> TASK GOAL:
Using the listing below, give the number of lines where "JSON" appears, and nothing else.

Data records
◆ ◆ ◆ ◆

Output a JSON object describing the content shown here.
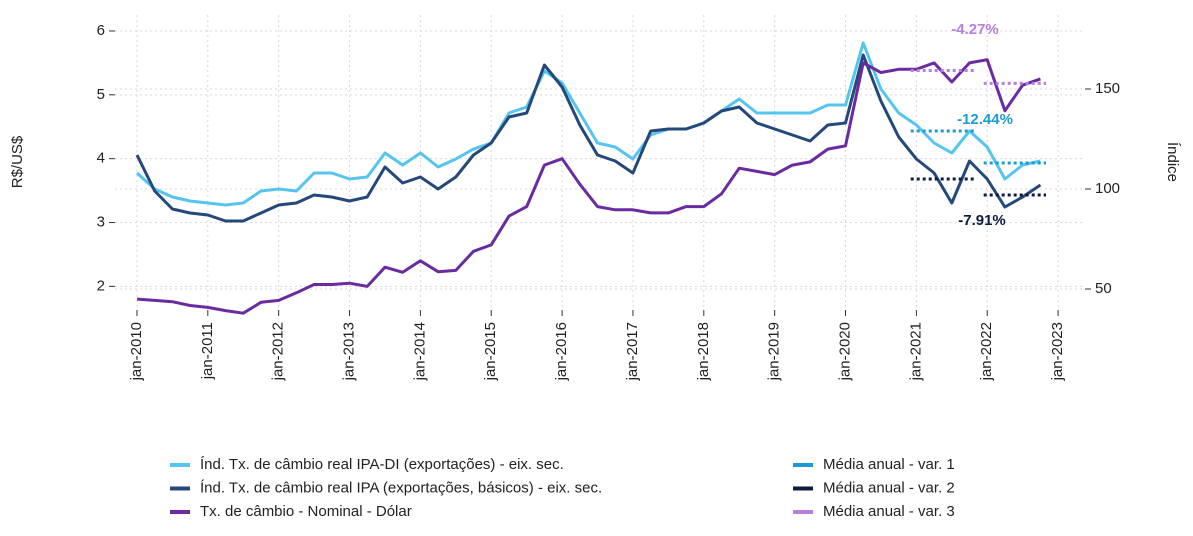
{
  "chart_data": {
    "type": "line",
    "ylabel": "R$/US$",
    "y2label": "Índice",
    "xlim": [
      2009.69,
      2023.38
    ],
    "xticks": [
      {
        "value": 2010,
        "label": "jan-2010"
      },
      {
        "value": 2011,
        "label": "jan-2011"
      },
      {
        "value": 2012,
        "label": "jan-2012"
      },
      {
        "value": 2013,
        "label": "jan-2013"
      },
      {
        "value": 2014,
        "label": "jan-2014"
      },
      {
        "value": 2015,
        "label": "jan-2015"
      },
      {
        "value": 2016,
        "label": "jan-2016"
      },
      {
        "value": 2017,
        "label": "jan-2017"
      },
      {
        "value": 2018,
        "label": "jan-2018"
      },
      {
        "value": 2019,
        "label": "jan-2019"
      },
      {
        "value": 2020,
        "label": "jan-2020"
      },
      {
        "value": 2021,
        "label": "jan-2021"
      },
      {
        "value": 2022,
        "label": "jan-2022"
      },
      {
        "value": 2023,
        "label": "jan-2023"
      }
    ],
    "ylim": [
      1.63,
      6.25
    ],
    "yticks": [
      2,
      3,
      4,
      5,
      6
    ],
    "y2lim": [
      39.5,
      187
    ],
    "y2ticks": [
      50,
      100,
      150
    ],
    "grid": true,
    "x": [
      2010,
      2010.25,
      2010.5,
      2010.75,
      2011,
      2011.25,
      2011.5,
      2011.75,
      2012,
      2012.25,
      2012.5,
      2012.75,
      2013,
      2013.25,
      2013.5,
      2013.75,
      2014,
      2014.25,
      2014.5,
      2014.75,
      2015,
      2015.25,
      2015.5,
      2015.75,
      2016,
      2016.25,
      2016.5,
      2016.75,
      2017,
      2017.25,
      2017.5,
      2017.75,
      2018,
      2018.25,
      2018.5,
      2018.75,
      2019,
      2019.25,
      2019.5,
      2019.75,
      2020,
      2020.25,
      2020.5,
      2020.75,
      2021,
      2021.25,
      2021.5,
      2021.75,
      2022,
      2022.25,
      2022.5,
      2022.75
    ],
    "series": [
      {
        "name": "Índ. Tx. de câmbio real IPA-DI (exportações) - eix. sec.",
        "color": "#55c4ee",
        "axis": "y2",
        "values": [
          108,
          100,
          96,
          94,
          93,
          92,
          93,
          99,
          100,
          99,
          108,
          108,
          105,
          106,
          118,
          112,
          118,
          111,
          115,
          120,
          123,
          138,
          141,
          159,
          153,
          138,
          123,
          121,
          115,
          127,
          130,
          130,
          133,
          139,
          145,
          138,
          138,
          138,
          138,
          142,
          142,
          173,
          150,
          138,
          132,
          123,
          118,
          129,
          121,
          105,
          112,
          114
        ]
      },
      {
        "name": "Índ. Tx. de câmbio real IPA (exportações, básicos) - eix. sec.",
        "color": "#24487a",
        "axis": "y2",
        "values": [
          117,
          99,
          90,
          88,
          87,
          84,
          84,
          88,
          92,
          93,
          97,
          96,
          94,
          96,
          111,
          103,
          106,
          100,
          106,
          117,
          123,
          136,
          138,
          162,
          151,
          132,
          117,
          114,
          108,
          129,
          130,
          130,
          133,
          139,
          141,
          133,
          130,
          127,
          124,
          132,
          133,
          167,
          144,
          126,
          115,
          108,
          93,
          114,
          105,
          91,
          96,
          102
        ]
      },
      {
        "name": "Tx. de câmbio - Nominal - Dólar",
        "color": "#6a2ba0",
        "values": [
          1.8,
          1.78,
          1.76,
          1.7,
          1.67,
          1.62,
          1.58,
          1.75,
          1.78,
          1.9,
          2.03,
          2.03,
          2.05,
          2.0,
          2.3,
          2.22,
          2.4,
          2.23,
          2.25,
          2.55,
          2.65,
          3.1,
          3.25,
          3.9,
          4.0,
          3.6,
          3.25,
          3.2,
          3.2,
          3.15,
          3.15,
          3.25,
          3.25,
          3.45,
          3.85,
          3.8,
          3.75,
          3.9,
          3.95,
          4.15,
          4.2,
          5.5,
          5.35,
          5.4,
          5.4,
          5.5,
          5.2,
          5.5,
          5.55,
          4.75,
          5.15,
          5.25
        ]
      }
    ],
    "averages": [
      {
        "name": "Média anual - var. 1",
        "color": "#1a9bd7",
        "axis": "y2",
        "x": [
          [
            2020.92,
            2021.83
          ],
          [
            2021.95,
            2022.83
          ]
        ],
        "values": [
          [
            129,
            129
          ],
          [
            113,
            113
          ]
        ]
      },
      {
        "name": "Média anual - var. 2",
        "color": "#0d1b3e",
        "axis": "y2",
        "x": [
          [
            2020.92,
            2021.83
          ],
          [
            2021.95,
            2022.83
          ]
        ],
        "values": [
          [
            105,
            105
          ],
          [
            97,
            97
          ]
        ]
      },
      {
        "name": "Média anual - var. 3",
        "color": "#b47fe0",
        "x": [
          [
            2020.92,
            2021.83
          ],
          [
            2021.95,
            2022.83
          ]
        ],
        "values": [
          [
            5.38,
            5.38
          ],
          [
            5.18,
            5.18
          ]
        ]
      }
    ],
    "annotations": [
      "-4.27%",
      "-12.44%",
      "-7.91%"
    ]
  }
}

◆ ◆ ◆ ◆

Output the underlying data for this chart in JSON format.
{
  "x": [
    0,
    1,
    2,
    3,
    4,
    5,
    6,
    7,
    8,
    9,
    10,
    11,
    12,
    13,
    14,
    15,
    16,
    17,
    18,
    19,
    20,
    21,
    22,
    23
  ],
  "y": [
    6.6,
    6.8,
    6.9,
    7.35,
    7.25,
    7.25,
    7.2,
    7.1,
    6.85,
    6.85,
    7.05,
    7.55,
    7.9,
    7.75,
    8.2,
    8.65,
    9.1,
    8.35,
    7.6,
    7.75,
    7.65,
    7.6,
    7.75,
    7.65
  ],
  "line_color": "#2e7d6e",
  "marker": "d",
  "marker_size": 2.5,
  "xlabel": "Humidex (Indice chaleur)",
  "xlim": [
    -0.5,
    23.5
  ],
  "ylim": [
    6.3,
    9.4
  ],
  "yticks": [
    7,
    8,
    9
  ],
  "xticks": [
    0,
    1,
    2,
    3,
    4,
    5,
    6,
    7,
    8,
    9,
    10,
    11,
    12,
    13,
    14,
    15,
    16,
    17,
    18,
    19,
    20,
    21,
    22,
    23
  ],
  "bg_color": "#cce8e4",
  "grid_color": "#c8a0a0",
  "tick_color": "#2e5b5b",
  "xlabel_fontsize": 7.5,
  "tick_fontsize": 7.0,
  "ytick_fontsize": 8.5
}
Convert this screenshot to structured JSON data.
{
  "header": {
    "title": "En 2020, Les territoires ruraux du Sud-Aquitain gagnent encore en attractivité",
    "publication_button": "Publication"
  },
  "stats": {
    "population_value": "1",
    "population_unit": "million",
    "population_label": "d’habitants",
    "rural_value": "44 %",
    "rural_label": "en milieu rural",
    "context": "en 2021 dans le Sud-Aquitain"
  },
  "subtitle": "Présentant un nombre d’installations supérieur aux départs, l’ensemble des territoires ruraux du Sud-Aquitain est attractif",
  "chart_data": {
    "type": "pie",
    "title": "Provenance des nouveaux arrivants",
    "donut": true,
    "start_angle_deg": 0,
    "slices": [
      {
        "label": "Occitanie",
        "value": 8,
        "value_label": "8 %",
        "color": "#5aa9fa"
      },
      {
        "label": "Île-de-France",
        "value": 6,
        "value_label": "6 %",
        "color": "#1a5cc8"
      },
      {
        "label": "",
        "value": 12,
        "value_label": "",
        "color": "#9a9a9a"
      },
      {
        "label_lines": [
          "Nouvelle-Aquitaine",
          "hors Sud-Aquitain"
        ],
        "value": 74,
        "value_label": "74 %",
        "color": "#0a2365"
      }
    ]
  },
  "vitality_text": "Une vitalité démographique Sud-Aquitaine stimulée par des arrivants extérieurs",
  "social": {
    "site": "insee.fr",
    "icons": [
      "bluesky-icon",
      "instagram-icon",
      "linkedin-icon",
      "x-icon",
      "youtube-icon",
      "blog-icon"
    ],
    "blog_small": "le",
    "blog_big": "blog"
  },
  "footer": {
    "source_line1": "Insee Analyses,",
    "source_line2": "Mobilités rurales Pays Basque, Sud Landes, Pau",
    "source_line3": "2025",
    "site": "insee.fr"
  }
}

◆ ◆ ◆ ◆

> TASK SOLUTION:
3